What to produce:
In the records that follow, show each line where the word "Suite" is present.

Dataset records:
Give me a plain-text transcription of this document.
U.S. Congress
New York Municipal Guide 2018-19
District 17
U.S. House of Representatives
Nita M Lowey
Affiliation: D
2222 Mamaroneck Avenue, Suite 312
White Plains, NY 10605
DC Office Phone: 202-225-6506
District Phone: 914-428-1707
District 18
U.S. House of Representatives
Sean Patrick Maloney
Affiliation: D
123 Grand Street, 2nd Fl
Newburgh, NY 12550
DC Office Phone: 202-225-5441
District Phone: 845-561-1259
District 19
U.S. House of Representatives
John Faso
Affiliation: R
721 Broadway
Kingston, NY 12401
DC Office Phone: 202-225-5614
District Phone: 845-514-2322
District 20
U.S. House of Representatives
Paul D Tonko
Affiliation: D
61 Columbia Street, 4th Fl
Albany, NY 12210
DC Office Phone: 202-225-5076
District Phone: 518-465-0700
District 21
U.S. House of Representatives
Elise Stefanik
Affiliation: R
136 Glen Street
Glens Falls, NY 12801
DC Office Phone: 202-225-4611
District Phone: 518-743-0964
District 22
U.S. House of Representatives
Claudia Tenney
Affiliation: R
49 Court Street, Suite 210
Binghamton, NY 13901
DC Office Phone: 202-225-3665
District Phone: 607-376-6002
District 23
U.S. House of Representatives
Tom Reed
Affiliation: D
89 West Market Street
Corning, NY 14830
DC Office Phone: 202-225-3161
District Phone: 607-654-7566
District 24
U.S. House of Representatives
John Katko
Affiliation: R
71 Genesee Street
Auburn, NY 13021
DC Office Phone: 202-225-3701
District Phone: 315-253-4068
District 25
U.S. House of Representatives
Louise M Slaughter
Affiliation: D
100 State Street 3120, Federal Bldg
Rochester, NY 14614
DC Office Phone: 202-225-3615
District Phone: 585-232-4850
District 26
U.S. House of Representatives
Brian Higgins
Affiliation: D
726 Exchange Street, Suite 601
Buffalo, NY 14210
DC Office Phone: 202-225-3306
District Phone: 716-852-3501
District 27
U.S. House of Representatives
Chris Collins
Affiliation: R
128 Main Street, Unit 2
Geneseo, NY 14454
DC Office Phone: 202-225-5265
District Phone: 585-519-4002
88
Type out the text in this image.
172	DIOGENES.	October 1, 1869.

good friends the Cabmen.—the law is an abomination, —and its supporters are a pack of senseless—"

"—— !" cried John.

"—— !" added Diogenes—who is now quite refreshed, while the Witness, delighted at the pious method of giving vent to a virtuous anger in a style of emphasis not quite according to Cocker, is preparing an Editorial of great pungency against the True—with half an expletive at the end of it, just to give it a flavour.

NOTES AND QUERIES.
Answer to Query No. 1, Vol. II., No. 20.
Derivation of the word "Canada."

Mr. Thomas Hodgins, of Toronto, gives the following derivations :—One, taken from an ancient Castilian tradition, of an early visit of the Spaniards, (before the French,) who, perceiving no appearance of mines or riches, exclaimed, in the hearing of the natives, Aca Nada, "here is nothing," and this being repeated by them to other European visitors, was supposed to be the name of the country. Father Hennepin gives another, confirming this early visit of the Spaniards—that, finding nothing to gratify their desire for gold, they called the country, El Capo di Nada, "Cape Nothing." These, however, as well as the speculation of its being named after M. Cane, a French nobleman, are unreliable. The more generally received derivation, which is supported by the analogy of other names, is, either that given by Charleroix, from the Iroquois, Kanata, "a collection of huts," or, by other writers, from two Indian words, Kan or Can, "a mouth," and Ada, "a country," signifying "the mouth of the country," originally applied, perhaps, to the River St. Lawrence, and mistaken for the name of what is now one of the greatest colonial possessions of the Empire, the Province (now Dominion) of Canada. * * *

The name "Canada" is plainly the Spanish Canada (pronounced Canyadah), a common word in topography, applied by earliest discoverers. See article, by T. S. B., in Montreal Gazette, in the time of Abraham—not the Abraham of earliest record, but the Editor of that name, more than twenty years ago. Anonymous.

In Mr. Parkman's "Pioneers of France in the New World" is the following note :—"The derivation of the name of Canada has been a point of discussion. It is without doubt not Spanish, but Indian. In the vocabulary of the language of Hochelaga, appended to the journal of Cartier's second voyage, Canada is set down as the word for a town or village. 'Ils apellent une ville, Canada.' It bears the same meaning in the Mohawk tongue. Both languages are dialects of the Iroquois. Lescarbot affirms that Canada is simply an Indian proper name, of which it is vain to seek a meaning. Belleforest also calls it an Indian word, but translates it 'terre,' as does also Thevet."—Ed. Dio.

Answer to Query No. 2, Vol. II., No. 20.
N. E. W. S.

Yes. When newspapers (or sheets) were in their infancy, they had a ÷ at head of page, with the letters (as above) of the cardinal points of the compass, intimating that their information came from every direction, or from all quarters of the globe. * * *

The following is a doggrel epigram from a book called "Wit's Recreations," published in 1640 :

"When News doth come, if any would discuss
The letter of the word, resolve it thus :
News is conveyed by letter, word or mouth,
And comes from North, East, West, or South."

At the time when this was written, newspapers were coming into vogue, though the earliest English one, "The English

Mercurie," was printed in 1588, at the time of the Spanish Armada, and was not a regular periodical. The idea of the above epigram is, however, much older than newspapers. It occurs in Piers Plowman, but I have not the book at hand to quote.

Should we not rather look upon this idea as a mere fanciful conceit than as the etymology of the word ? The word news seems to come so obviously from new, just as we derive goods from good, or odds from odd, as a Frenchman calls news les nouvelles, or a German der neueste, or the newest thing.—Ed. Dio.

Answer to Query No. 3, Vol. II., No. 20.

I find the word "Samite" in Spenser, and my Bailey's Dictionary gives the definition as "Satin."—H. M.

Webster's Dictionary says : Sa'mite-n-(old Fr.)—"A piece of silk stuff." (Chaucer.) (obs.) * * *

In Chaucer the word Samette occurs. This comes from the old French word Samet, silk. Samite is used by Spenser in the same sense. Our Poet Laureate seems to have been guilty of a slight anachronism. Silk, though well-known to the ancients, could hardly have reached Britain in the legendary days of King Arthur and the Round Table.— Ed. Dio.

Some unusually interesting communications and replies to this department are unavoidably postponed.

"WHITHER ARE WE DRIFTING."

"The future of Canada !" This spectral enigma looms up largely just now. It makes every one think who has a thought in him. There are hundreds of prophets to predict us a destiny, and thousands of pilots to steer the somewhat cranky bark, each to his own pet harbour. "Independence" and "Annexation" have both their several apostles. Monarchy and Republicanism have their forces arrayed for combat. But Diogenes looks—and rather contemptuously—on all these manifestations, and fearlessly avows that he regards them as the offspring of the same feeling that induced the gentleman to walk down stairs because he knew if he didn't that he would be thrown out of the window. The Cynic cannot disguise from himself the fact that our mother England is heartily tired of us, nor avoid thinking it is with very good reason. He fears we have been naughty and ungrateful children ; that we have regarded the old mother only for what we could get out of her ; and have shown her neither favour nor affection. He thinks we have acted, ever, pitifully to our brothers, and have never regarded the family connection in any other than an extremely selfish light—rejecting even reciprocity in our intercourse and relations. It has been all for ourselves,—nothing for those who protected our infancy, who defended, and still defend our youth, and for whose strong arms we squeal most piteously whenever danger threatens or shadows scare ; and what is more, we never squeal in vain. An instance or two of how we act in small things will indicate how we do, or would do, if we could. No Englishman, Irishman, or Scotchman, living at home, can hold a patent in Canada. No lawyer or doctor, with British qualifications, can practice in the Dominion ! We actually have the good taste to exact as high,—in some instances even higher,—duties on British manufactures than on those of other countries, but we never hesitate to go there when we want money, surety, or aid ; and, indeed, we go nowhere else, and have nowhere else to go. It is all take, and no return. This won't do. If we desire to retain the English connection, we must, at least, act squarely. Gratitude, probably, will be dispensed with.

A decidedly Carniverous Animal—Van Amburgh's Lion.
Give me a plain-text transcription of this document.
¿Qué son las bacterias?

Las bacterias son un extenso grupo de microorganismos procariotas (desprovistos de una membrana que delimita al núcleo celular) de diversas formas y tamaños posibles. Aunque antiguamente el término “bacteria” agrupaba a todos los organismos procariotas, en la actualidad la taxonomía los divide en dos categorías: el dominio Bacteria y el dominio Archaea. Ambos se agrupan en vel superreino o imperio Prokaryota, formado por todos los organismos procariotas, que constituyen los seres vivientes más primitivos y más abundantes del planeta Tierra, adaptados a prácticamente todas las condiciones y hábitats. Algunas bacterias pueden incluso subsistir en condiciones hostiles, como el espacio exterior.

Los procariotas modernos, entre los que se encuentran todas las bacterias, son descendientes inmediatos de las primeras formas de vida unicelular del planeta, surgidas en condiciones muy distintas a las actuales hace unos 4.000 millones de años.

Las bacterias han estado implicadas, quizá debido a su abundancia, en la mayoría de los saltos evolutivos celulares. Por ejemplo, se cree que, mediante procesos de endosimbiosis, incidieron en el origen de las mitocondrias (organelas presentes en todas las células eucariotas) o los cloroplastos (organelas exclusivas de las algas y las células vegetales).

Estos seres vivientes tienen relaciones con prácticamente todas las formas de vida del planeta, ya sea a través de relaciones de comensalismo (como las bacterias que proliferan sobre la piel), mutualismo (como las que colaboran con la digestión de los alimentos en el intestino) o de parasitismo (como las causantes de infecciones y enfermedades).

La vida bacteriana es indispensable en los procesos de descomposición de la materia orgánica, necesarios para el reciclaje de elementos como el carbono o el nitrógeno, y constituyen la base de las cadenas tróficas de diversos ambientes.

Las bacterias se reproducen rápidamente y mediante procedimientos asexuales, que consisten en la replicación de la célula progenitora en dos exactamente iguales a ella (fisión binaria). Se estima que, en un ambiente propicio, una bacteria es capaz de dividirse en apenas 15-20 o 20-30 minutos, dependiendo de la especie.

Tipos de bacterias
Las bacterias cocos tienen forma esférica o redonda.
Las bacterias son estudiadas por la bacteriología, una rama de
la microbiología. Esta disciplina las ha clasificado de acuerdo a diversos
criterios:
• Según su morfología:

Reply to the exercise:
2222 Mamaroneck Avenue, Suite 312
49 Court Street, Suite 210
726 Exchange Street, Suite 601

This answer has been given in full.